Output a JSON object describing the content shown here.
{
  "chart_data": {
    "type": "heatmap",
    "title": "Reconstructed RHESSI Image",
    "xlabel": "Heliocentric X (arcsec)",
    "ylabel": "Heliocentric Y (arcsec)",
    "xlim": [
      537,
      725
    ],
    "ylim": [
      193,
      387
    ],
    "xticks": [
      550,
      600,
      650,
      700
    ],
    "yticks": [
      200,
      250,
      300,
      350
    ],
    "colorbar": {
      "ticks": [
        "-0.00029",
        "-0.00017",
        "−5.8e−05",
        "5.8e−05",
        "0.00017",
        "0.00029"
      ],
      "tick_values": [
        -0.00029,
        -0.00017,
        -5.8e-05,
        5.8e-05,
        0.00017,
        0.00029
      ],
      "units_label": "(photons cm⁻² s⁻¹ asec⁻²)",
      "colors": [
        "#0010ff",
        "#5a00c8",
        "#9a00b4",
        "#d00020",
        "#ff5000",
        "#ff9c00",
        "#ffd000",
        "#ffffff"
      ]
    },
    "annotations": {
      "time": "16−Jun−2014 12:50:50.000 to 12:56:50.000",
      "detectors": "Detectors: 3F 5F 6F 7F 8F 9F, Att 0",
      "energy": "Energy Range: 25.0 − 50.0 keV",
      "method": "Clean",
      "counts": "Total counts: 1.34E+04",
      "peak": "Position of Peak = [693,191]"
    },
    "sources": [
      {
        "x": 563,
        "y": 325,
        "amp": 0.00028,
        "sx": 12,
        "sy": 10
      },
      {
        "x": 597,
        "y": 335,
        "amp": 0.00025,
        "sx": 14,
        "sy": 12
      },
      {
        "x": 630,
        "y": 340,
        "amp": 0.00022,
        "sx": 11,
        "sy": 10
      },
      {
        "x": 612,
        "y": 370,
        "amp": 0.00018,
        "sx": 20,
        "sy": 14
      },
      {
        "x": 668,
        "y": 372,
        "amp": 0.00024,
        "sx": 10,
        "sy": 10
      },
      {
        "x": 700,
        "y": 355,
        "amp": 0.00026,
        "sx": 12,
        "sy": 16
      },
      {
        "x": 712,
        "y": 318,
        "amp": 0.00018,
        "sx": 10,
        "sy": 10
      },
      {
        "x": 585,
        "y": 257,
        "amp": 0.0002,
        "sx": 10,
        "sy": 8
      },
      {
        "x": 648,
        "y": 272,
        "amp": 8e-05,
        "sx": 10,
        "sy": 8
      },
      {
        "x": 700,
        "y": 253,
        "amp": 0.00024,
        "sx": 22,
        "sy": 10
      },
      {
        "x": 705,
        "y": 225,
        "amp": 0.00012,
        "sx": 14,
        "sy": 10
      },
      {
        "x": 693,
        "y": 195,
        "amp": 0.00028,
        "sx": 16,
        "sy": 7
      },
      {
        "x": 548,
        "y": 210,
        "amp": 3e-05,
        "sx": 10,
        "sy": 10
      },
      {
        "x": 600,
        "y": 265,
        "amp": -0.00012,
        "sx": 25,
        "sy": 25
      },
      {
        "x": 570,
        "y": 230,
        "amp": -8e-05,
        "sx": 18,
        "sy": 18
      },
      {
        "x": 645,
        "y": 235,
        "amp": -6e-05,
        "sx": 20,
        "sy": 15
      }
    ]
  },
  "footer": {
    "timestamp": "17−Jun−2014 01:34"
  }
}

● ● ● ●

> Written task: Write out every line of the data that holds the word "arcsec".

> Written answer:
    "xlabel": "Heliocentric X (arcsec)",
    "ylabel": "Heliocentric Y (arcsec)",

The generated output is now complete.